-- begin Given entries --

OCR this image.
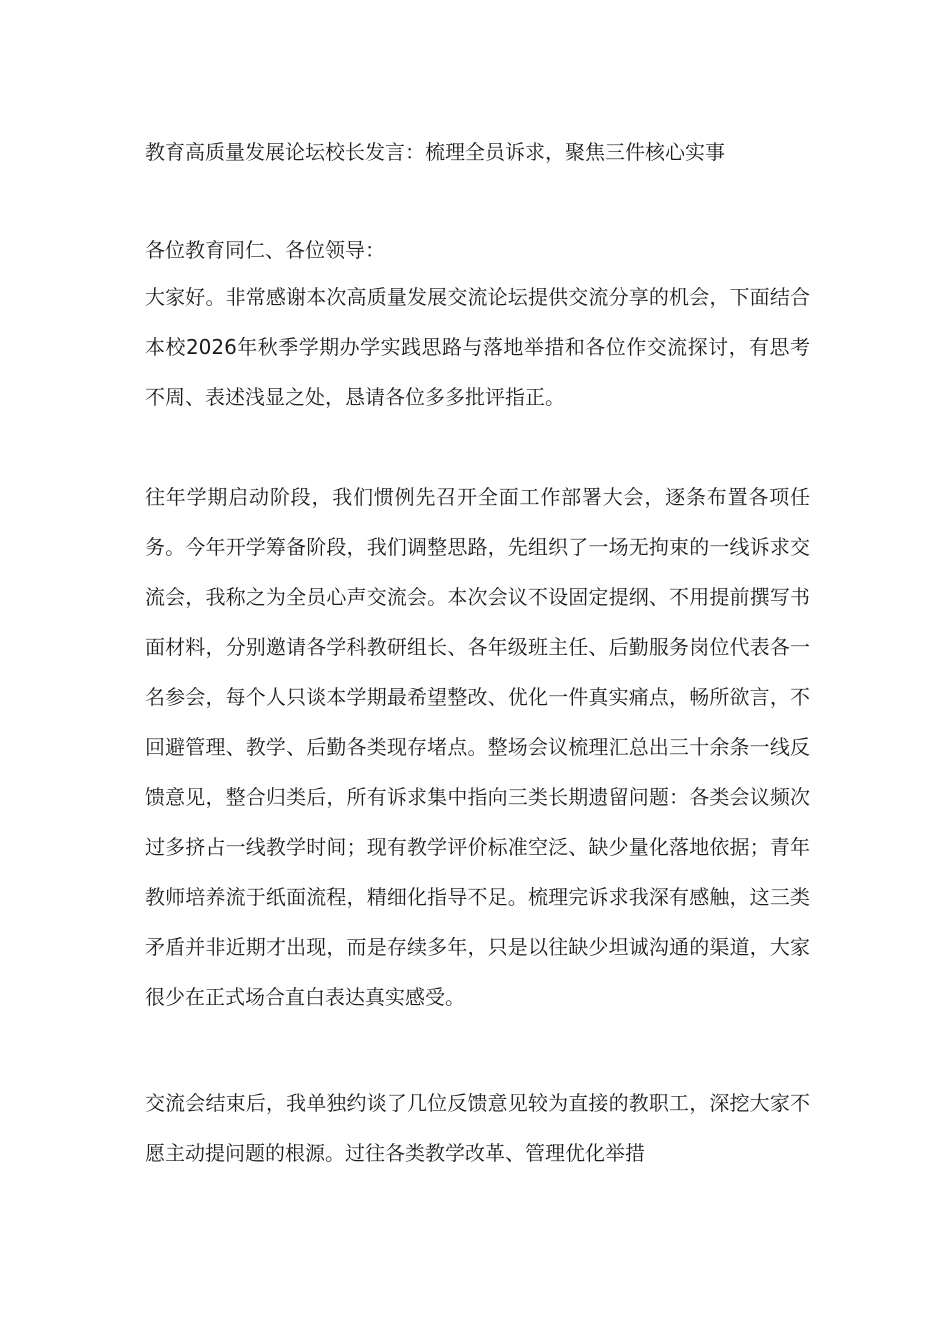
教育高质量发展论坛校长发言：梳理全员诉求，聚焦三件核心实事

各位教育同仁、各位领导：

大家好。非常感谢本次高质量发展交流论坛提供交流分享的机会，下面结合本校2026年秋季学期办学实践思路与落地举措和各位作交流探讨，有思考不周、表述浅显之处，恳请各位多多批评指正。

往年学期启动阶段，我们惯例先召开全面工作部署大会，逐条布置各项任务。今年开学筹备阶段，我们调整思路，先组织了一场无拘束的一线诉求交流会，我称之为全员心声交流会。本次会议不设固定提纲、不用提前撰写书面材料，分别邀请各学科教研组长、各年级班主任、后勤服务岗位代表各一名参会，每个人只谈本学期最希望整改、优化一件真实痛点，畅所欲言，不回避管理、教学、后勤各类现存堵点。整场会议梳理汇总出三十余条一线反馈意见，整合归类后，所有诉求集中指向三类长期遗留问题：各类会议频次过多挤占一线教学时间；现有教学评价标准空泛、缺少量化落地依据；青年教师培养流于纸面流程，精细化指导不足。梳理完诉求我深有感触，这三类矛盾并非近期才出现，而是存续多年，只是以往缺少坦诚沟通的渠道，大家很少在正式场合直白表达真实感受。

交流会结束后，我单独约谈了几位反馈意见较为直接的教职工，深挖大家不愿主动提问题的根源。过往各类教学改革、管理优化举措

-- end Given entries --

Copy every record above exactly, leaving out the pictures.

» Final answer:
OCR this image.
教育高质量发展论坛校长发言：梳理全员诉求，聚焦三件核心实事

各位教育同仁、各位领导：

大家好。非常感谢本次高质量发展交流论坛提供交流分享的机会，下面结合本校2026年秋季学期办学实践思路与落地举措和各位作交流探讨，有思考不周、表述浅显之处，恳请各位多多批评指正。

往年学期启动阶段，我们惯例先召开全面工作部署大会，逐条布置各项任务。今年开学筹备阶段，我们调整思路，先组织了一场无拘束的一线诉求交流会，我称之为全员心声交流会。本次会议不设固定提纲、不用提前撰写书面材料，分别邀请各学科教研组长、各年级班主任、后勤服务岗位代表各一名参会，每个人只谈本学期最希望整改、优化一件真实痛点，畅所欲言，不回避管理、教学、后勤各类现存堵点。整场会议梳理汇总出三十余条一线反馈意见，整合归类后，所有诉求集中指向三类长期遗留问题：各类会议频次过多挤占一线教学时间；现有教学评价标准空泛、缺少量化落地依据；青年教师培养流于纸面流程，精细化指导不足。梳理完诉求我深有感触，这三类矛盾并非近期才出现，而是存续多年，只是以往缺少坦诚沟通的渠道，大家很少在正式场合直白表达真实感受。

交流会结束后，我单独约谈了几位反馈意见较为直接的教职工，深挖大家不愿主动提问题的根源。过往各类教学改革、管理优化举措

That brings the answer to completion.